● SHORT EXERCISE
Give the number of lines that contain the string "Relais", please, and nothing else.

[Records from a data collection]
—————
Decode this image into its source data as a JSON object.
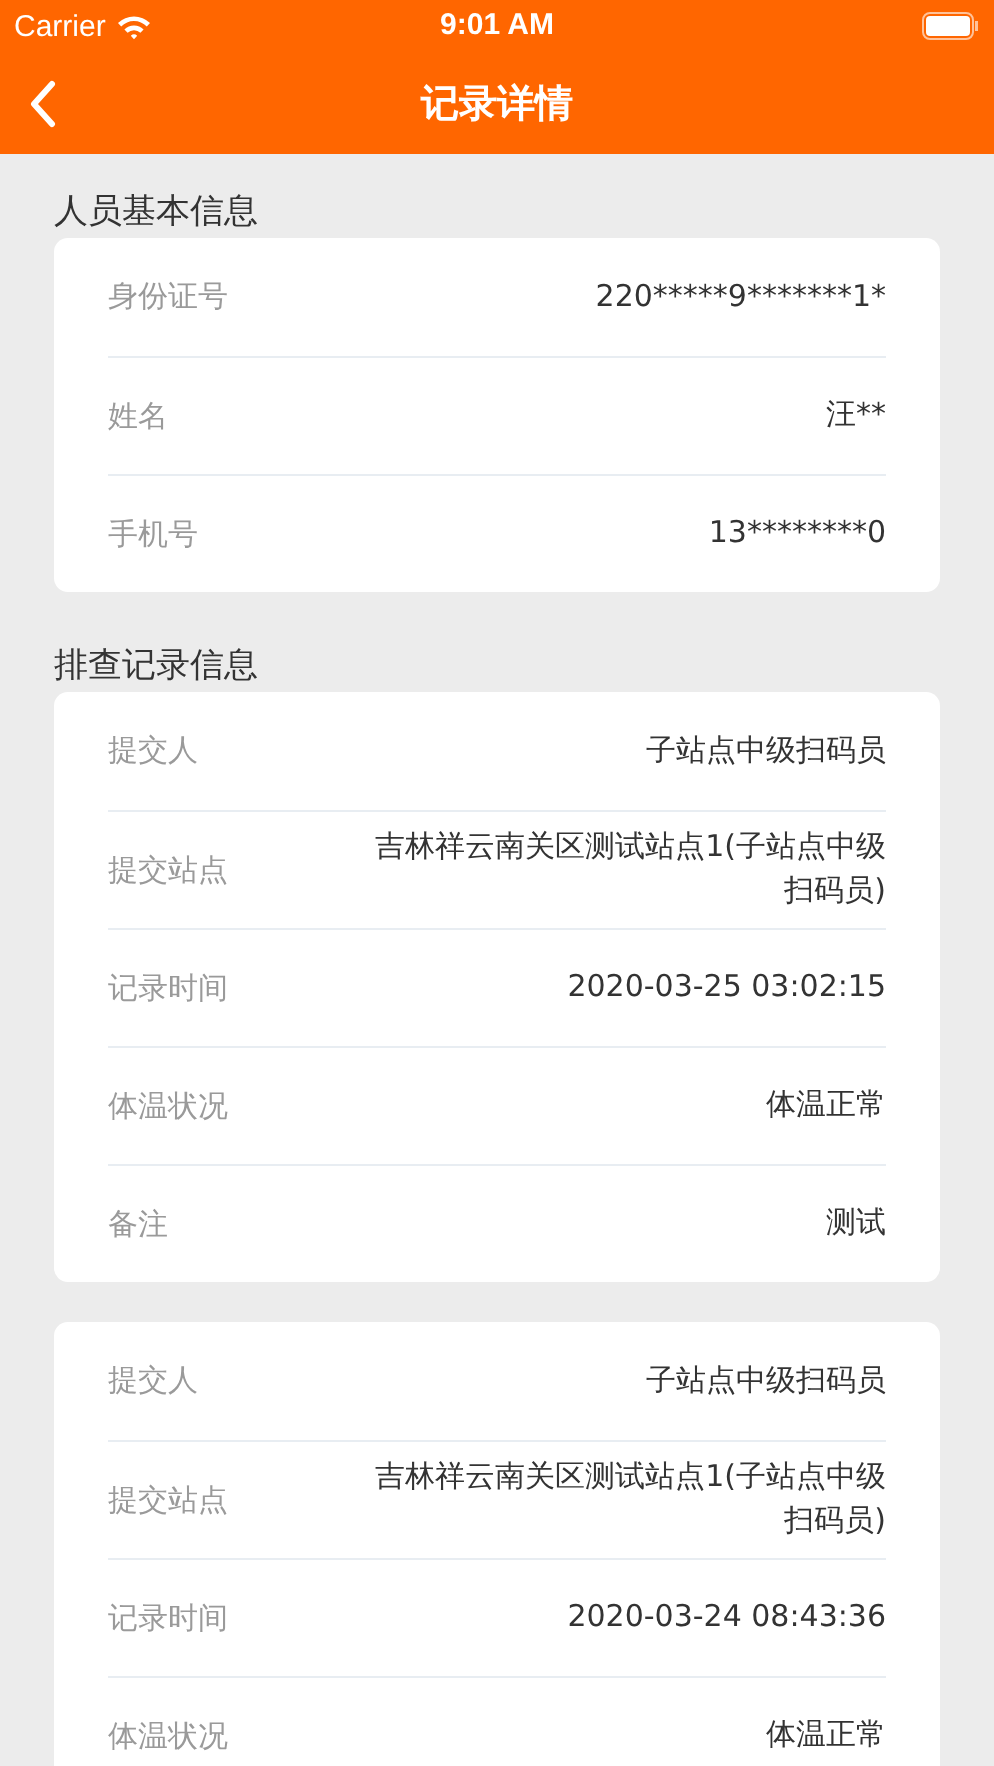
{
  "status_bar": {
    "carrier": "Carrier",
    "time": "9:01 AM"
  },
  "nav_bar": {
    "title": "记录详情"
  },
  "sections": [
    {
      "title": "人员基本信息",
      "cards": [
        {
          "rows": [
            {
              "label": "身份证号",
              "value": "220*****9*******1*"
            },
            {
              "label": "姓名",
              "value": "汪**"
            },
            {
              "label": "手机号",
              "value": "13********0"
            }
          ]
        }
      ]
    },
    {
      "title": "排查记录信息",
      "cards": [
        {
          "rows": [
            {
              "label": "提交人",
              "value": "子站点中级扫码员"
            },
            {
              "label": "提交站点",
              "value": "吉林祥云南关区测试站点1(子站点中级扫码员)"
            },
            {
              "label": "记录时间",
              "value": "2020-03-25 03:02:15"
            },
            {
              "label": "体温状况",
              "value": "体温正常"
            },
            {
              "label": "备注",
              "value": "测试"
            }
          ]
        },
        {
          "rows": [
            {
              "label": "提交人",
              "value": "子站点中级扫码员"
            },
            {
              "label": "提交站点",
              "value": "吉林祥云南关区测试站点1(子站点中级扫码员)"
            },
            {
              "label": "记录时间",
              "value": "2020-03-24 08:43:36"
            },
            {
              "label": "体温状况",
              "value": "体温正常"
            }
          ]
        }
      ]
    }
  ]
}
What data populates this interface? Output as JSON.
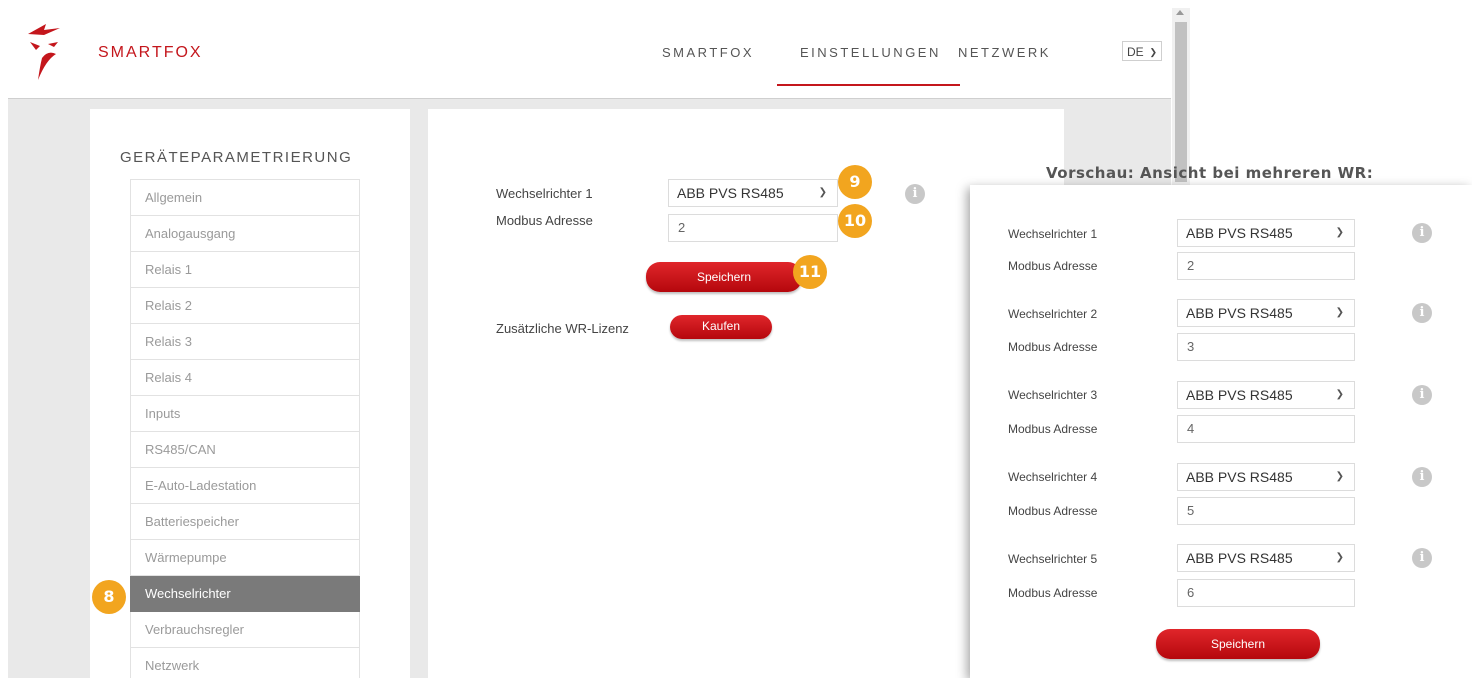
{
  "header": {
    "brand": "SMARTFOX",
    "nav": [
      "SMARTFOX",
      "EINSTELLUNGEN",
      "NETZWERK"
    ],
    "active_nav": "EINSTELLUNGEN",
    "language": "DE"
  },
  "sidebar": {
    "title": "GERÄTEPARAMETRIERUNG",
    "items": [
      {
        "label": "Allgemein"
      },
      {
        "label": "Analogausgang"
      },
      {
        "label": "Relais 1"
      },
      {
        "label": "Relais 2"
      },
      {
        "label": "Relais 3"
      },
      {
        "label": "Relais 4"
      },
      {
        "label": "Inputs"
      },
      {
        "label": "RS485/CAN"
      },
      {
        "label": "E-Auto-Ladestation"
      },
      {
        "label": "Batteriespeicher"
      },
      {
        "label": "Wärmepumpe"
      },
      {
        "label": "Wechselrichter"
      },
      {
        "label": "Verbrauchsregler"
      },
      {
        "label": "Netzwerk"
      }
    ],
    "active_item": "Wechselrichter"
  },
  "main": {
    "inverter_label": "Wechselrichter 1",
    "inverter_value": "ABB PVS RS485",
    "modbus_label": "Modbus Adresse",
    "modbus_value": "2",
    "save_label": "Speichern",
    "license_label": "Zusätzliche WR-Lizenz",
    "buy_label": "Kaufen",
    "info_icon": "i"
  },
  "badges": {
    "b8": "8",
    "b9": "9",
    "b10": "10",
    "b11": "11"
  },
  "preview": {
    "title": "Vorschau: Ansicht bei mehreren WR:",
    "rows": [
      {
        "inverter_label": "Wechselrichter 1",
        "inverter_value": "ABB PVS RS485",
        "modbus_label": "Modbus Adresse",
        "modbus_value": "2"
      },
      {
        "inverter_label": "Wechselrichter 2",
        "inverter_value": "ABB PVS RS485",
        "modbus_label": "Modbus Adresse",
        "modbus_value": "3"
      },
      {
        "inverter_label": "Wechselrichter 3",
        "inverter_value": "ABB PVS RS485",
        "modbus_label": "Modbus Adresse",
        "modbus_value": "4"
      },
      {
        "inverter_label": "Wechselrichter 4",
        "inverter_value": "ABB PVS RS485",
        "modbus_label": "Modbus Adresse",
        "modbus_value": "5"
      },
      {
        "inverter_label": "Wechselrichter 5",
        "inverter_value": "ABB PVS RS485",
        "modbus_label": "Modbus Adresse",
        "modbus_value": "6"
      }
    ],
    "save_label": "Speichern"
  },
  "colors": {
    "brand_red": "#c4161c",
    "badge_orange": "#f2a51f",
    "active_item_bg": "#7a7a7a"
  }
}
—————
● WRITTEN ANSWER
4